**About this exercise:** In the commentary on azithromycin below, rewrite the part that opens with "The level of" and closes with "in this review.", using "drug resistance" in place of "antibiotic resistance".

The meta-analysis comparing azithromycin vs amoxicillin +/- clavulante for treating lower respiratory infections (acute bronchitis, exacerbation of chronic bronchitis and pneumonia) is well done. However, most of the original articles are small and have significant risk of bias. Although the authors report that the funnel plot shows no publication bias, visual inspection of the plot seems to indicate that small studies that showed a large treatment benefit for azithromycin are missing, a finding with uncertain implications. Overall, effectiveness of azithromycin is similar to that of amoxicillin-containing antibiotics. However, for acute bronchitis (not exacerbation of chronic bronchitis or pneumonia), azithromycin is superior. Azithromycin shows borderline increased adverse events (risk ratio 0.76, CI 0.57, 1.00). The authors conclude that future trials of high methodological quality and adequate sizes are needed to more definitely answer the clinical question posed.
The level of the evidence from the studies included in the review is low and one major theme - the potential for antibiotic resistance - is not covered in this review.

[Dataset excerpts]
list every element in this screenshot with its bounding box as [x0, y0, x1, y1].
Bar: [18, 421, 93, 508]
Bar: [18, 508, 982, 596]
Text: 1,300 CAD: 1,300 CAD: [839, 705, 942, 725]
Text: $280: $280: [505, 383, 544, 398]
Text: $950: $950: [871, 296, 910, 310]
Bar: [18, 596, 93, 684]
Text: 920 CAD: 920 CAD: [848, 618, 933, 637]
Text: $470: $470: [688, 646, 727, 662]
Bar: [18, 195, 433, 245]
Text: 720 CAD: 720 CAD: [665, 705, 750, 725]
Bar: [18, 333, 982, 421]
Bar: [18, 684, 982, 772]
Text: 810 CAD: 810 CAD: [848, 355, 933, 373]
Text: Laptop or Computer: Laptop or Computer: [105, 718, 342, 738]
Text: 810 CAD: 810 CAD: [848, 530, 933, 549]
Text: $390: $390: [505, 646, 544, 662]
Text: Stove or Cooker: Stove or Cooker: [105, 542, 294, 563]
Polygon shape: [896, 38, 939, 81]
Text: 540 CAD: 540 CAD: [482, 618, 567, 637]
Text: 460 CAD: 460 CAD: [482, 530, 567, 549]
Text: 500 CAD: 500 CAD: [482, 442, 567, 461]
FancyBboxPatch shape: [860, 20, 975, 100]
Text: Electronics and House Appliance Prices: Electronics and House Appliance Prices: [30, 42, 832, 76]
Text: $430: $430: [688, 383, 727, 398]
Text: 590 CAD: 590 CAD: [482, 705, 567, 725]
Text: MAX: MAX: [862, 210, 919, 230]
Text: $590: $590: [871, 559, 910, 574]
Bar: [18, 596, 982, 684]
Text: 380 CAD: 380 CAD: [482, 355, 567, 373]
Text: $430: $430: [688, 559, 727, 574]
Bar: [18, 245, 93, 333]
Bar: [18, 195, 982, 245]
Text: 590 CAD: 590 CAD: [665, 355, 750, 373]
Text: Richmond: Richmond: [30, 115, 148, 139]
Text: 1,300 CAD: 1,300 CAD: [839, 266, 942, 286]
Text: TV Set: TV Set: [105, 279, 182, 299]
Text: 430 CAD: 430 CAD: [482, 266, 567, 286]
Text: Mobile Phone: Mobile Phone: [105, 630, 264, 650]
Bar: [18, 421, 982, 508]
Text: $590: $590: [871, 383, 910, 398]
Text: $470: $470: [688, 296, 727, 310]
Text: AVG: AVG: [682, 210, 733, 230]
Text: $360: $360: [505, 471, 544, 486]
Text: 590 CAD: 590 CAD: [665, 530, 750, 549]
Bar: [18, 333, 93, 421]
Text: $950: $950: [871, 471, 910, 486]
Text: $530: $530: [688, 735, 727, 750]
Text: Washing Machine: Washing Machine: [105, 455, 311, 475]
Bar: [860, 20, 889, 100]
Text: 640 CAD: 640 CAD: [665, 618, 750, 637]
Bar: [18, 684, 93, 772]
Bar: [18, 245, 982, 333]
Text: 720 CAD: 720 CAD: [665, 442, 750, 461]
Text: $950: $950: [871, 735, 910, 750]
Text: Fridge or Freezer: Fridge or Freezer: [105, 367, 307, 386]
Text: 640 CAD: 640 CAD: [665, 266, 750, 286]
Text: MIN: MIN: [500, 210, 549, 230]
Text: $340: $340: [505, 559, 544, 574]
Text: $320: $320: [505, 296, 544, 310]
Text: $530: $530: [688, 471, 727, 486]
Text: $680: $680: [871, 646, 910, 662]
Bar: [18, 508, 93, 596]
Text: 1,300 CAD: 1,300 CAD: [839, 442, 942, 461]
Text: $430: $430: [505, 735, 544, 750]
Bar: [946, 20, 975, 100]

**Solution to this task:**
The level of the evidence from the studies included in the review is low and one major theme - the potential for drug resistance - is not covered in this review.